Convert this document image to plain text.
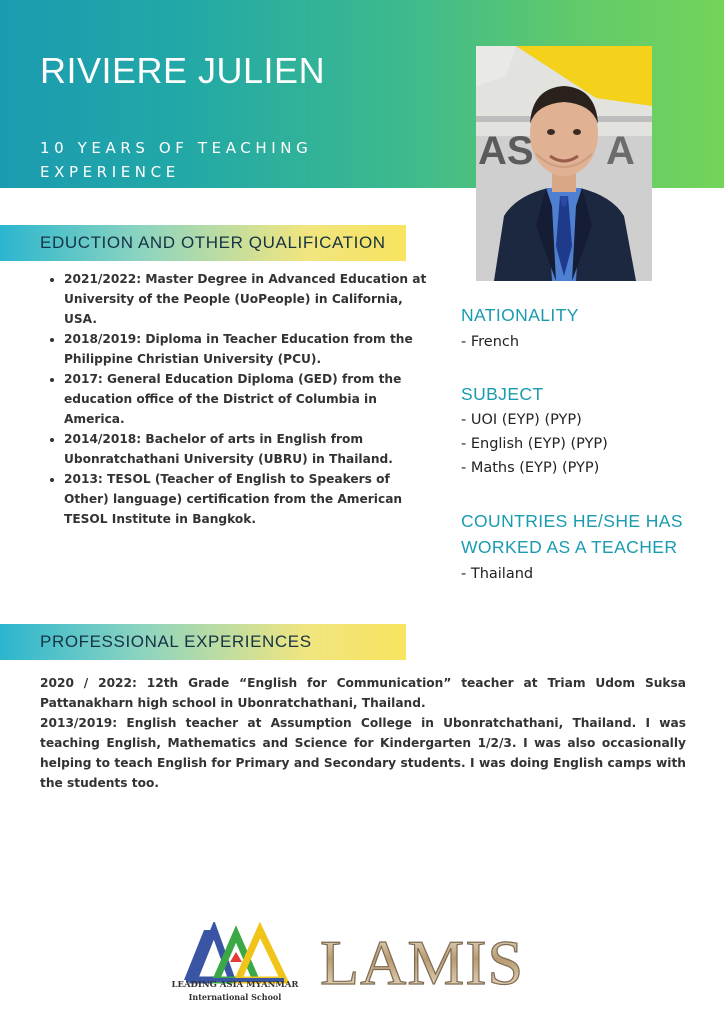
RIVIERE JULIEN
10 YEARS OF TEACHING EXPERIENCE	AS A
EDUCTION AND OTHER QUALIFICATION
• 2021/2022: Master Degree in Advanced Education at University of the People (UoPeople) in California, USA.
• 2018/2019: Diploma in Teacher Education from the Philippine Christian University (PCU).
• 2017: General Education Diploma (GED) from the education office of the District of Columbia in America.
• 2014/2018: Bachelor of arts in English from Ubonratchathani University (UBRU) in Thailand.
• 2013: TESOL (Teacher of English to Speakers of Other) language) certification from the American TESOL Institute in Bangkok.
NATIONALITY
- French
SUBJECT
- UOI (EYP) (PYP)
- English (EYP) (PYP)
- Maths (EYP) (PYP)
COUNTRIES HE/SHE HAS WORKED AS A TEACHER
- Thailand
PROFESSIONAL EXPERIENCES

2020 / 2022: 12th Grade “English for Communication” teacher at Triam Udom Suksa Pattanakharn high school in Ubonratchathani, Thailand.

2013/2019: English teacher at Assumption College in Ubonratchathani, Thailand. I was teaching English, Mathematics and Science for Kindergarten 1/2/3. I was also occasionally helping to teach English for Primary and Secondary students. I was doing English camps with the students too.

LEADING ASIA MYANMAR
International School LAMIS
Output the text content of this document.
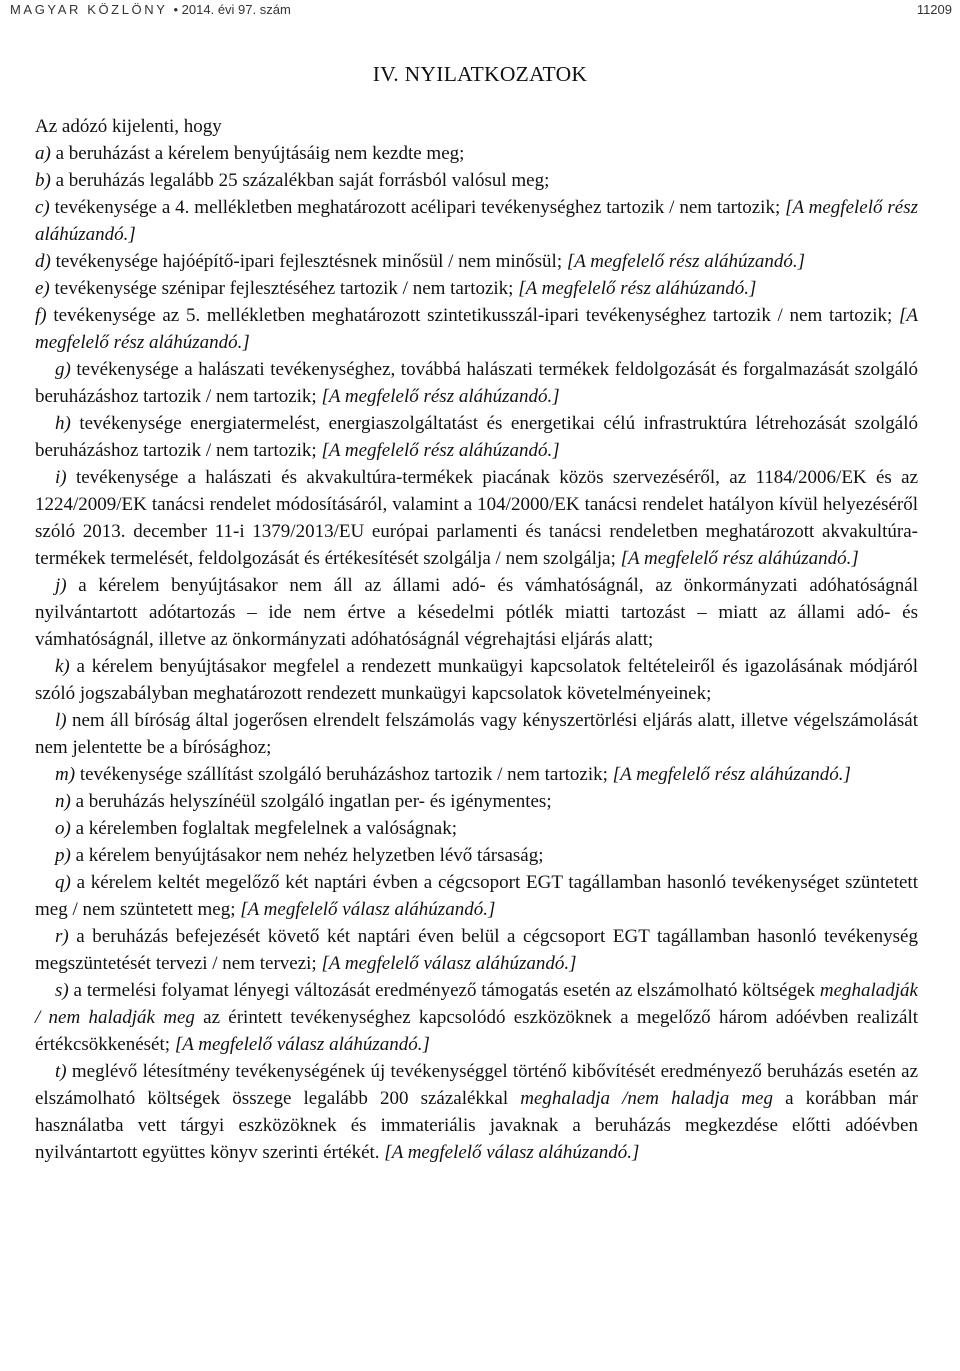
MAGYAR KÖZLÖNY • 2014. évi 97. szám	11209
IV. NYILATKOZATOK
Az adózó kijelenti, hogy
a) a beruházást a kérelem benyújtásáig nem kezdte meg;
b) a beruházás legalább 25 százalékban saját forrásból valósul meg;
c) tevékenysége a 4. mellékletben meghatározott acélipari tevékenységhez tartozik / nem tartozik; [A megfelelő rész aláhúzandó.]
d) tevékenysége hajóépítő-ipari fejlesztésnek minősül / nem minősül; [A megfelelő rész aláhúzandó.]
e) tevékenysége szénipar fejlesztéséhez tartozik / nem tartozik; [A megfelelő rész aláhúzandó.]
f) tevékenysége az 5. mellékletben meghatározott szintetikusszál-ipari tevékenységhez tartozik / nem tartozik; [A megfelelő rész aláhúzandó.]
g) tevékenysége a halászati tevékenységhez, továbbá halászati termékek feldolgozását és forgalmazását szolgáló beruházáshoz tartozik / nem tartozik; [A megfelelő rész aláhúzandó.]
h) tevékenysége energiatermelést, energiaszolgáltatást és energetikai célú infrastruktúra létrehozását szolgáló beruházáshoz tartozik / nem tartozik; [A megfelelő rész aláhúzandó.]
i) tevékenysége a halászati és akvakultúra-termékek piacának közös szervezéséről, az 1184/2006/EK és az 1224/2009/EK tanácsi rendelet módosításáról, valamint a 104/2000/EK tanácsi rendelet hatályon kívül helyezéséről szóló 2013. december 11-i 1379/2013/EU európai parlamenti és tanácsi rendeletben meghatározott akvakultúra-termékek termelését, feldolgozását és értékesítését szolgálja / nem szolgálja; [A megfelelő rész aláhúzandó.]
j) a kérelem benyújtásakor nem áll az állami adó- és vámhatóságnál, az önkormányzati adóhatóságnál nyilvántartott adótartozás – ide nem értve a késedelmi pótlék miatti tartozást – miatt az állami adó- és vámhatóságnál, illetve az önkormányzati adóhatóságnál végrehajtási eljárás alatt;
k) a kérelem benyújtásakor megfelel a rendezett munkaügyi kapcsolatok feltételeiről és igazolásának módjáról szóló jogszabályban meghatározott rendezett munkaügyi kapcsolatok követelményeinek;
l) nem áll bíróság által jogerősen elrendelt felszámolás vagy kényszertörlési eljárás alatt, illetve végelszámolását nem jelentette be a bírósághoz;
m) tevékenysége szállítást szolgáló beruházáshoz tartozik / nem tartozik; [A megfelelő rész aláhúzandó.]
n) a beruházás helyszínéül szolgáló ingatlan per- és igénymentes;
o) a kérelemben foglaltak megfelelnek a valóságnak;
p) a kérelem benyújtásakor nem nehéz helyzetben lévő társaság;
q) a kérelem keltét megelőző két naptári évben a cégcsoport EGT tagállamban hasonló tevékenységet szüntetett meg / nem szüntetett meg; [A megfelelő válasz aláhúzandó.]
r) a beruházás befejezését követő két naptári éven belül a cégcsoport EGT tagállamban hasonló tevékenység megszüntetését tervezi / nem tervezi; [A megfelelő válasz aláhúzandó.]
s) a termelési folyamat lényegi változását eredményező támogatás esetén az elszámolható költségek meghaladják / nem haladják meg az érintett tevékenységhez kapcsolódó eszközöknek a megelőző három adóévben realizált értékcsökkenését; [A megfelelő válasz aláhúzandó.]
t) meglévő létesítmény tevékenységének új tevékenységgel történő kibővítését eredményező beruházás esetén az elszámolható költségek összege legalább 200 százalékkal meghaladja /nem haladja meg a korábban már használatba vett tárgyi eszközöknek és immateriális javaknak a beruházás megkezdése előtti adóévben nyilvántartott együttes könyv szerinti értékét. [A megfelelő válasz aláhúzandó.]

Stated task — Reproduce every record above exactly, omitting the pictures.

Solution to this problem —
Convert this document image to plain text.
RIVIERE JULIEN
10 YEARS OF TEACHING EXPERIENCE	AS A
EDUCTION AND OTHER QUALIFICATION
• 2021/2022: Master Degree in Advanced Education at University of the People (UoPeople) in California, USA.
• 2018/2019: Diploma in Teacher Education from the Philippine Christian University (PCU).
• 2017: General Education Diploma (GED) from the education office of the District of Columbia in America.
• 2014/2018: Bachelor of arts in English from Ubonratchathani University (UBRU) in Thailand.
• 2013: TESOL (Teacher of English to Speakers of Other) language) certification from the American TESOL Institute in Bangkok.
NATIONALITY
- French
SUBJECT
- UOI (EYP) (PYP)
- English (EYP) (PYP)
- Maths (EYP) (PYP)
COUNTRIES HE/SHE HAS WORKED AS A TEACHER
- Thailand
PROFESSIONAL EXPERIENCES

2020 / 2022: 12th Grade “English for Communication” teacher at Triam Udom Suksa Pattanakharn high school in Ubonratchathani, Thailand.

2013/2019: English teacher at Assumption College in Ubonratchathani, Thailand. I was teaching English, Mathematics and Science for Kindergarten 1/2/3. I was also occasionally helping to teach English for Primary and Secondary students. I was doing English camps with the students too.

LEADING ASIA MYANMAR
International School LAMIS
Output the text content of this document.
MAGYAR KÖZLÖNY • 2014. évi 97. szám	11209
IV. NYILATKOZATOK
Az adózó kijelenti, hogy
a) a beruházást a kérelem benyújtásáig nem kezdte meg;
b) a beruházás legalább 25 százalékban saját forrásból valósul meg;
c) tevékenysége a 4. mellékletben meghatározott acélipari tevékenységhez tartozik / nem tartozik; [A megfelelő rész aláhúzandó.]
d) tevékenysége hajóépítő-ipari fejlesztésnek minősül / nem minősül; [A megfelelő rész aláhúzandó.]
e) tevékenysége szénipar fejlesztéséhez tartozik / nem tartozik; [A megfelelő rész aláhúzandó.]
f) tevékenysége az 5. mellékletben meghatározott szintetikusszál-ipari tevékenységhez tartozik / nem tartozik; [A megfelelő rész aláhúzandó.]
g) tevékenysége a halászati tevékenységhez, továbbá halászati termékek feldolgozását és forgalmazását szolgáló beruházáshoz tartozik / nem tartozik; [A megfelelő rész aláhúzandó.]
h) tevékenysége energiatermelést, energiaszolgáltatást és energetikai célú infrastruktúra létrehozását szolgáló beruházáshoz tartozik / nem tartozik; [A megfelelő rész aláhúzandó.]
i) tevékenysége a halászati és akvakultúra-termékek piacának közös szervezéséről, az 1184/2006/EK és az 1224/2009/EK tanácsi rendelet módosításáról, valamint a 104/2000/EK tanácsi rendelet hatályon kívül helyezéséről szóló 2013. december 11-i 1379/2013/EU európai parlamenti és tanácsi rendeletben meghatározott akvakultúra-termékek termelését, feldolgozását és értékesítését szolgálja / nem szolgálja; [A megfelelő rész aláhúzandó.]
j) a kérelem benyújtásakor nem áll az állami adó- és vámhatóságnál, az önkormányzati adóhatóságnál nyilvántartott adótartozás – ide nem értve a késedelmi pótlék miatti tartozást – miatt az állami adó- és vámhatóságnál, illetve az önkormányzati adóhatóságnál végrehajtási eljárás alatt;
k) a kérelem benyújtásakor megfelel a rendezett munkaügyi kapcsolatok feltételeiről és igazolásának módjáról szóló jogszabályban meghatározott rendezett munkaügyi kapcsolatok követelményeinek;
l) nem áll bíróság által jogerősen elrendelt felszámolás vagy kényszertörlési eljárás alatt, illetve végelszámolását nem jelentette be a bírósághoz;
m) tevékenysége szállítást szolgáló beruházáshoz tartozik / nem tartozik; [A megfelelő rész aláhúzandó.]
n) a beruházás helyszínéül szolgáló ingatlan per- és igénymentes;
o) a kérelemben foglaltak megfelelnek a valóságnak;
p) a kérelem benyújtásakor nem nehéz helyzetben lévő társaság;
q) a kérelem keltét megelőző két naptári évben a cégcsoport EGT tagállamban hasonló tevékenységet szüntetett meg / nem szüntetett meg; [A megfelelő válasz aláhúzandó.]
r) a beruházás befejezését követő két naptári éven belül a cégcsoport EGT tagállamban hasonló tevékenység megszüntetését tervezi / nem tervezi; [A megfelelő válasz aláhúzandó.]
s) a termelési folyamat lényegi változását eredményező támogatás esetén az elszámolható költségek meghaladják / nem haladják meg az érintett tevékenységhez kapcsolódó eszközöknek a megelőző három adóévben realizált értékcsökkenését; [A megfelelő válasz aláhúzandó.]
t) meglévő létesítmény tevékenységének új tevékenységgel történő kibővítését eredményező beruházás esetén az elszámolható költségek összege legalább 200 százalékkal meghaladja /nem haladja meg a korábban már használatba vett tárgyi eszközöknek és immateriális javaknak a beruházás megkezdése előtti adóévben nyilvántartott együttes könyv szerinti értékét. [A megfelelő válasz aláhúzandó.]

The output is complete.